▸ **TASK GOAL**:
In the data below, find every line with the string "page" and pull it out.

▸ **DATASET EXTRACT**:
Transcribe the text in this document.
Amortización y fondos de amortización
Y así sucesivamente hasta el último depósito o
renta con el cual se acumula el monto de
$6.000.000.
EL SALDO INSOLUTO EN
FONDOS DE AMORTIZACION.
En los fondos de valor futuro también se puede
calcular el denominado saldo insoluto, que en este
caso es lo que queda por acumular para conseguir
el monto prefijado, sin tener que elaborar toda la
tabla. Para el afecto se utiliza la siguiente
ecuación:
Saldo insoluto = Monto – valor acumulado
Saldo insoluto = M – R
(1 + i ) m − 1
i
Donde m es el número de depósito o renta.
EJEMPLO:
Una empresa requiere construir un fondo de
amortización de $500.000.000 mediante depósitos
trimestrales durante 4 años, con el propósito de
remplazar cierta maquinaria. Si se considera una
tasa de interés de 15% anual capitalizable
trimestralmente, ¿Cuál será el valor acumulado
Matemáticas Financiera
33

==

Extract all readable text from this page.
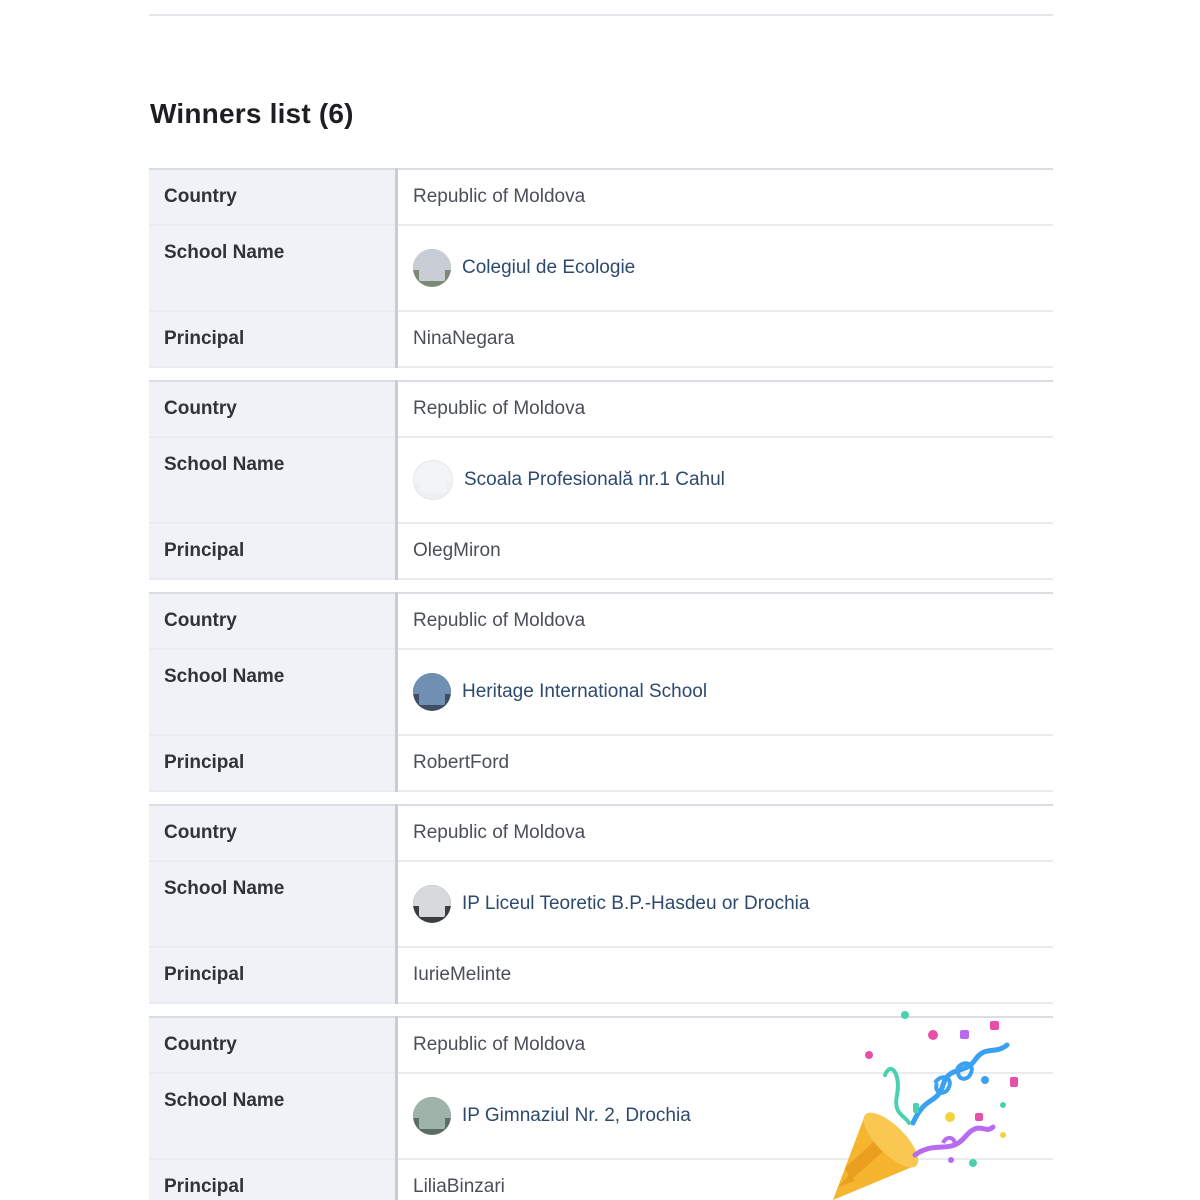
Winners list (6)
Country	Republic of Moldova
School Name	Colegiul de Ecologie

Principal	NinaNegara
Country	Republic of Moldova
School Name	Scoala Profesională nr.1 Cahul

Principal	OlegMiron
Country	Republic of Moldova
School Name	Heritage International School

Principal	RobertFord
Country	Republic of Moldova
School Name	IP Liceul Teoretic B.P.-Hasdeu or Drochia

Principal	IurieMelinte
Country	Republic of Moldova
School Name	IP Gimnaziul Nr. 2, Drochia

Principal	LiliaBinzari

...

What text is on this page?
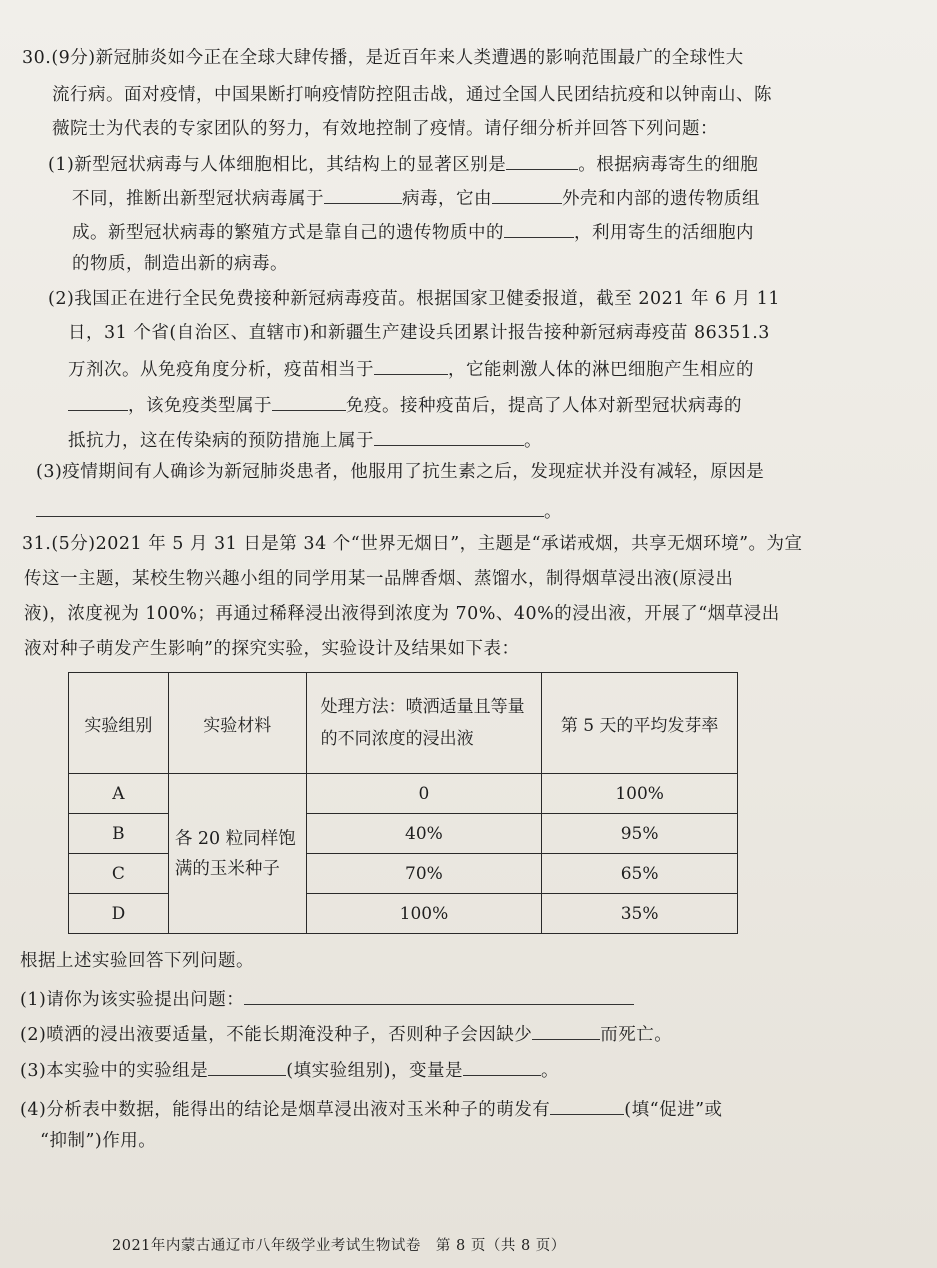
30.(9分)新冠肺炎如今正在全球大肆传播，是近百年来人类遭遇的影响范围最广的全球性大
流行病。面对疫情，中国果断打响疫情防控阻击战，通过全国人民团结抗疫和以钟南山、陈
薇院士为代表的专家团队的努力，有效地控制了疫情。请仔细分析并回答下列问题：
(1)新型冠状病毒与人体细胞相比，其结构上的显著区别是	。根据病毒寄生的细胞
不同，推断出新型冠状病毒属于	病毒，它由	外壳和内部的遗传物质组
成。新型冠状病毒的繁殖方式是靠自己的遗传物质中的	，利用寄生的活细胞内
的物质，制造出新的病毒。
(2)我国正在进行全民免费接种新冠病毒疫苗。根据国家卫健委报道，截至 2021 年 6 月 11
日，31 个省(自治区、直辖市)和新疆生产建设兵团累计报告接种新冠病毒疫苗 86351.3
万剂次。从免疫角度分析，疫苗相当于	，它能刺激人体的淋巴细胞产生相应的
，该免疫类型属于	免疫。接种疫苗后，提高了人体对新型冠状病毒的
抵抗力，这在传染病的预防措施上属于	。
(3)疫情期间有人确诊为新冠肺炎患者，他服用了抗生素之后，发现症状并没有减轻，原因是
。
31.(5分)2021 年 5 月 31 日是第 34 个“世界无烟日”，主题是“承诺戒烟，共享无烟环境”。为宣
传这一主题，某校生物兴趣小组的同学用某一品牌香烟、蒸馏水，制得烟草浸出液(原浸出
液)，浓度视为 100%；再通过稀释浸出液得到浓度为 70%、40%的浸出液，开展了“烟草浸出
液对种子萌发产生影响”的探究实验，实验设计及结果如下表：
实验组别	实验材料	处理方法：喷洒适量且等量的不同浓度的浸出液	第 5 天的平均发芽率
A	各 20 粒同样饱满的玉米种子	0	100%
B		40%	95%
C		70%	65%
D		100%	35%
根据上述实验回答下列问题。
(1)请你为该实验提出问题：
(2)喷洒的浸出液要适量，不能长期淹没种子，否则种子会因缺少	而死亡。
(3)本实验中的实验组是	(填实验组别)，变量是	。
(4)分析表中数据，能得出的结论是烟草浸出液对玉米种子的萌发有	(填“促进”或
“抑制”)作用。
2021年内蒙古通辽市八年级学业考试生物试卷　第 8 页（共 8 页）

▸ **WRITTEN ANSWER**:
Extract all readable text from this page.
What text is on this page?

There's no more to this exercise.